__Текст для чтения__:

☆ ☆ ☆

Ни один из этих аффектов не объясняет, однако, почему в 1920–1930‐е годы вспыхивает интерес к старомодному. При капитализме процесс устаревания и выхода из моды имеет непрерывный характер, так почему же он привлек к себе внимание именно в это время? По тем же причинам, по которым на передний план выдвигается также механически-коммодифицированное: после Первой мировой войны модернизация значительно ускорилась. Сегодня период, кульминация которого пришлась на 1920–1930‐х годы, рассматривается как протяженная волна Второй промышленной революции, в техническом плане определяемая использованием электричества и новых видов топлива, а в культурном плане отмеченная появлением новых видов транспорта и репродуцирования[438]. По мере того как эти технологии внедрялись в повседневную жизнь, старомодное стало осознаваться как некая новая категория.

☆ ☆ ☆

__Задания__:
a) Извлеките из отрывка о старомодном фрагмент без изменений: начните со слов «Ни один из этих» и закончите словами «некая новая категория.».
b) Скопируйте без изменений строки записей, начиная со строки, где есть «toolbar: ▦ ▾», и заканчивая строкой с «crosshair-button[interactable]: ┼: [524, 3, 544, 23]» включительно.
Отрывок и записи взяты из разных источников.

☆ ☆ ☆

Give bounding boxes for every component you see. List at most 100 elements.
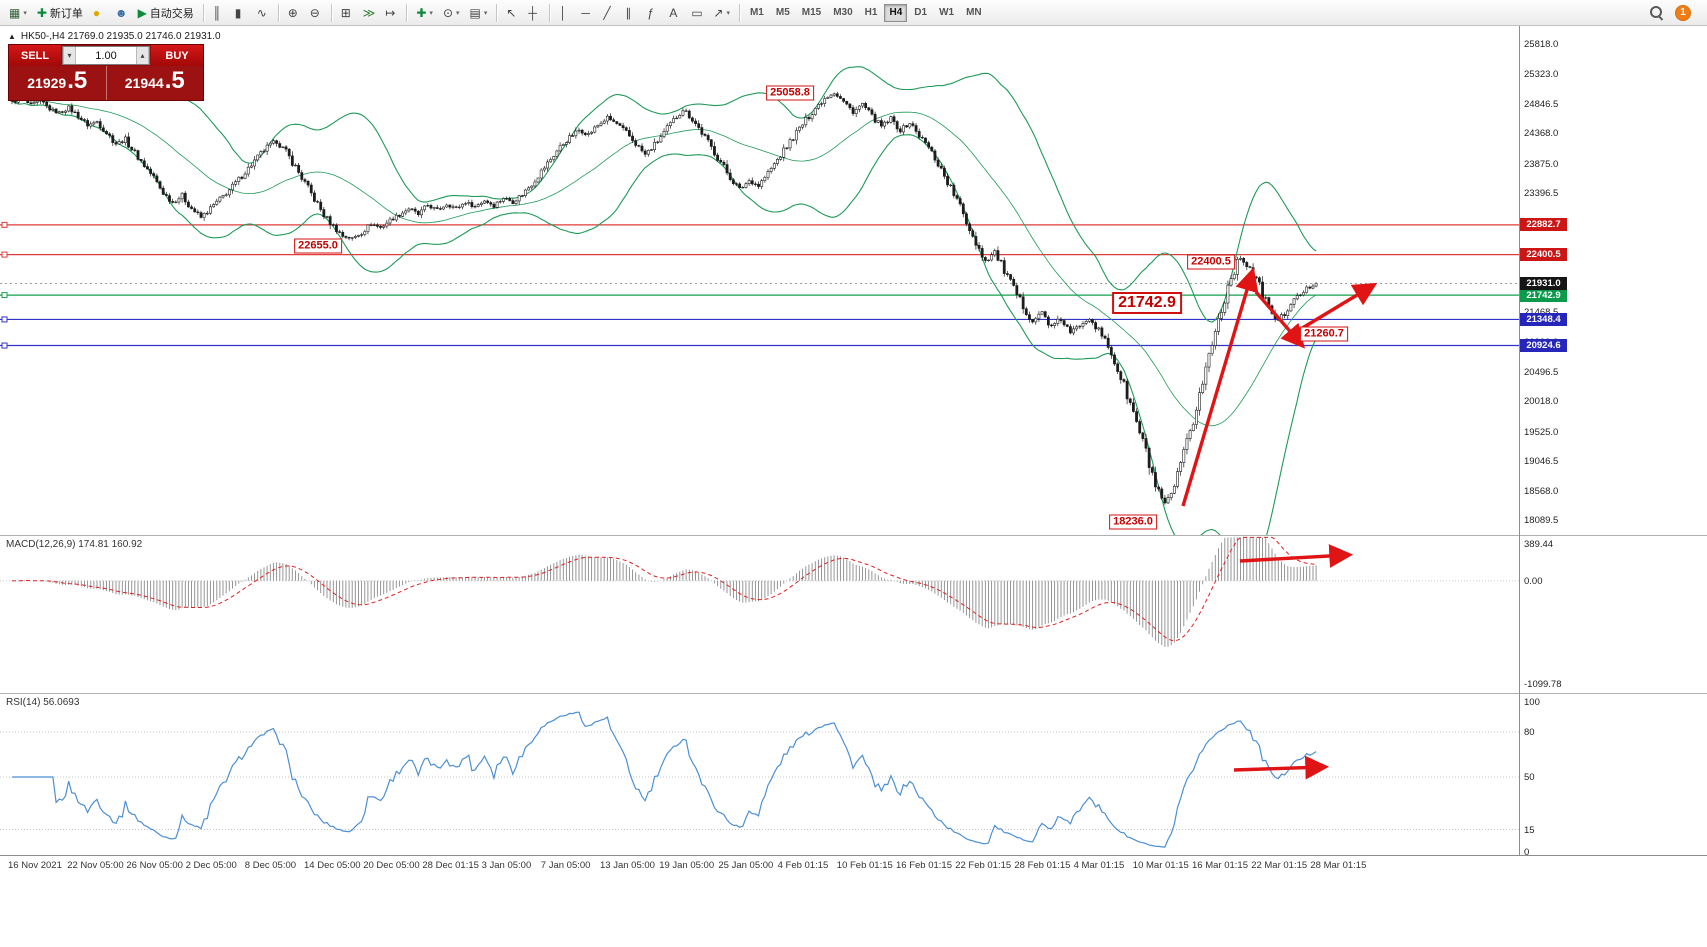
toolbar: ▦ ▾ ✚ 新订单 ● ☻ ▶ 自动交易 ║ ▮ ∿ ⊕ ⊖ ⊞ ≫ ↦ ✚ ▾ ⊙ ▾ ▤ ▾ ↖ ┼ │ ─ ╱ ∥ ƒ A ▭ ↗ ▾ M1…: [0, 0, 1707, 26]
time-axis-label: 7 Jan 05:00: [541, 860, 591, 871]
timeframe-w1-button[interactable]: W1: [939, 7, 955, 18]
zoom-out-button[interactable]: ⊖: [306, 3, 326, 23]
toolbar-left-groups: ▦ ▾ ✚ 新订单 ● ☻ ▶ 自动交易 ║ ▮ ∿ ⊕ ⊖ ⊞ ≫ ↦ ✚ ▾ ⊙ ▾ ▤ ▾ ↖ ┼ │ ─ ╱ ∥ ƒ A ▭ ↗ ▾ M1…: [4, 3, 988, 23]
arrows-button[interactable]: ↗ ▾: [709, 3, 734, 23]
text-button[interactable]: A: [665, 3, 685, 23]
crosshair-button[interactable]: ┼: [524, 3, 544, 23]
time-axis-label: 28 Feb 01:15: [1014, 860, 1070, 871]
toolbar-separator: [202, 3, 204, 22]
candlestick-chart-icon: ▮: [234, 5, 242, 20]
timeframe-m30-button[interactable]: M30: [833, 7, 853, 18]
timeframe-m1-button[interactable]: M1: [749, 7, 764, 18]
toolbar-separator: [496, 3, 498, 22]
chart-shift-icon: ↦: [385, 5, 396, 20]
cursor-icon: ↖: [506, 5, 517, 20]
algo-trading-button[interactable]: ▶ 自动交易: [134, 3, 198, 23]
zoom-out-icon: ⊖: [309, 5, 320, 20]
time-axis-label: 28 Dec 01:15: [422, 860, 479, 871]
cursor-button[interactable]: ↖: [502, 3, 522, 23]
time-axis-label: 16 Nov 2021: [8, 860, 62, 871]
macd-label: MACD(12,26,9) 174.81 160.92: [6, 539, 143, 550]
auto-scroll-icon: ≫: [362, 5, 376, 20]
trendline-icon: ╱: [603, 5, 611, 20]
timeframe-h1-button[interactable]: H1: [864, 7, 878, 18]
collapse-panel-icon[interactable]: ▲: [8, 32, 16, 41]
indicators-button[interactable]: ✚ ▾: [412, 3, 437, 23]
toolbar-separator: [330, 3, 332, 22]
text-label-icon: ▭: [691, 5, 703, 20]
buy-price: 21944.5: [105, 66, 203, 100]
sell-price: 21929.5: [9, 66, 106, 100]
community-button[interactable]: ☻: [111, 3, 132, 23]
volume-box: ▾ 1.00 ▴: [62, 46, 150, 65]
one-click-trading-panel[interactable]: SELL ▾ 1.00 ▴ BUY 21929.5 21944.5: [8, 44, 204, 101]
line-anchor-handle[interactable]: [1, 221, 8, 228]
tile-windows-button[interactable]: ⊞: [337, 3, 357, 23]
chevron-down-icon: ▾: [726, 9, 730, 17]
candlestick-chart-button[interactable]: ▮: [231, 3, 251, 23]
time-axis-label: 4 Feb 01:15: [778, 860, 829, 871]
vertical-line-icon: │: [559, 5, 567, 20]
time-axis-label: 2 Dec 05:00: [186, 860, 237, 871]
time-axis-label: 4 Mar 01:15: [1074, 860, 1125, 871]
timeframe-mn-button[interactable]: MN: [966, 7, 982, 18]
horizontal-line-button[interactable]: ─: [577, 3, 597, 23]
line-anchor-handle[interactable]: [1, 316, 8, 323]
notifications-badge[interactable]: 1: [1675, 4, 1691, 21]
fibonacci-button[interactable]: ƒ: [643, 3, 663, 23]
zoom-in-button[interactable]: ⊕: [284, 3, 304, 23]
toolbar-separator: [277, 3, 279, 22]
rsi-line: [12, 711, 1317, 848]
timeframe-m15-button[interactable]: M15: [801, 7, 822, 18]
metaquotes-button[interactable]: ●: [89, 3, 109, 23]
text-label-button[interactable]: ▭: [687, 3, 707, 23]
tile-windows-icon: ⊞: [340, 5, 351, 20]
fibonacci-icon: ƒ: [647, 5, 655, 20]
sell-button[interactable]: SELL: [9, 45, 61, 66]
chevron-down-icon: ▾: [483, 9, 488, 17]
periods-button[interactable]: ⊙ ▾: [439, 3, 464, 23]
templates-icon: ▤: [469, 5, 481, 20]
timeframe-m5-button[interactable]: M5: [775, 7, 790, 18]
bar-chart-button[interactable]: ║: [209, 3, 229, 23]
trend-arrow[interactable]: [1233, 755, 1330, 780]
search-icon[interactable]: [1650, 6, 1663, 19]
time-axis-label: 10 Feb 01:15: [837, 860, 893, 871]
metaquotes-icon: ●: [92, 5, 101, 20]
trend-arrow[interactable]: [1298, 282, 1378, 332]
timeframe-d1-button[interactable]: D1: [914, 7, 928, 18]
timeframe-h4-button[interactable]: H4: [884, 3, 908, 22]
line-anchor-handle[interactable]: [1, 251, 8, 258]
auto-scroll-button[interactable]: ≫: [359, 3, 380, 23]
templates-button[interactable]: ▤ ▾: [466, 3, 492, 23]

☆ ☆ ☆

__Ответы__:
a)
Ни один из этих аффектов не объясняет, однако, почему в 1920–1930‐е годы вспыхивает интерес к старомодному. При капитализме процесс устаревания и выхода из моды имеет непрерывный характер, так почему же он привлек к себе внимание именно в это время? По тем же причинам, по которым на передний план выдвигается также механически-коммодифицированное: после Первой мировой войны модернизация значительно ускорилась. Сегодня период, кульминация которого пришлась на 1920–1930‐х годы, рассматривается как протяженная волна Второй промышленной революции, в техническом плане определяемая использованием электричества и новых видов топлива, а в культурном плане отмеченная появлением новых видов транспорта и репродуцирования[438]. По мере того как эти технологии внедрялись в повседневную жизнь, старомодное стало осознаваться как некая новая категория.

b)
toolbar: ▦ ▾ ✚ 新订单 ● ☻ ▶ 自动交易 ║ ▮ ∿ ⊕ ⊖ ⊞ ≫ ↦ ✚ ▾ ⊙ ▾ ▤ ▾ ↖ ┼ │ ─ ╱ ∥ ƒ A ▭ ↗ ▾ M1…: [0, 0, 1707, 26]
time-axis-label: 7 Jan 05:00: [541, 860, 591, 871]
timeframe-w1-button[interactable]: W1: [939, 7, 955, 18]
zoom-out-button[interactable]: ⊖: [306, 3, 326, 23]
toolbar-left-groups: ▦ ▾ ✚ 新订单 ● ☻ ▶ 自动交易 ║ ▮ ∿ ⊕ ⊖ ⊞ ≫ ↦ ✚ ▾ ⊙ ▾ ▤ ▾ ↖ ┼ │ ─ ╱ ∥ ƒ A ▭ ↗ ▾ M1…: [4, 3, 988, 23]
arrows-button[interactable]: ↗ ▾: [709, 3, 734, 23]
text-button[interactable]: A: [665, 3, 685, 23]
crosshair-button[interactable]: ┼: [524, 3, 544, 23]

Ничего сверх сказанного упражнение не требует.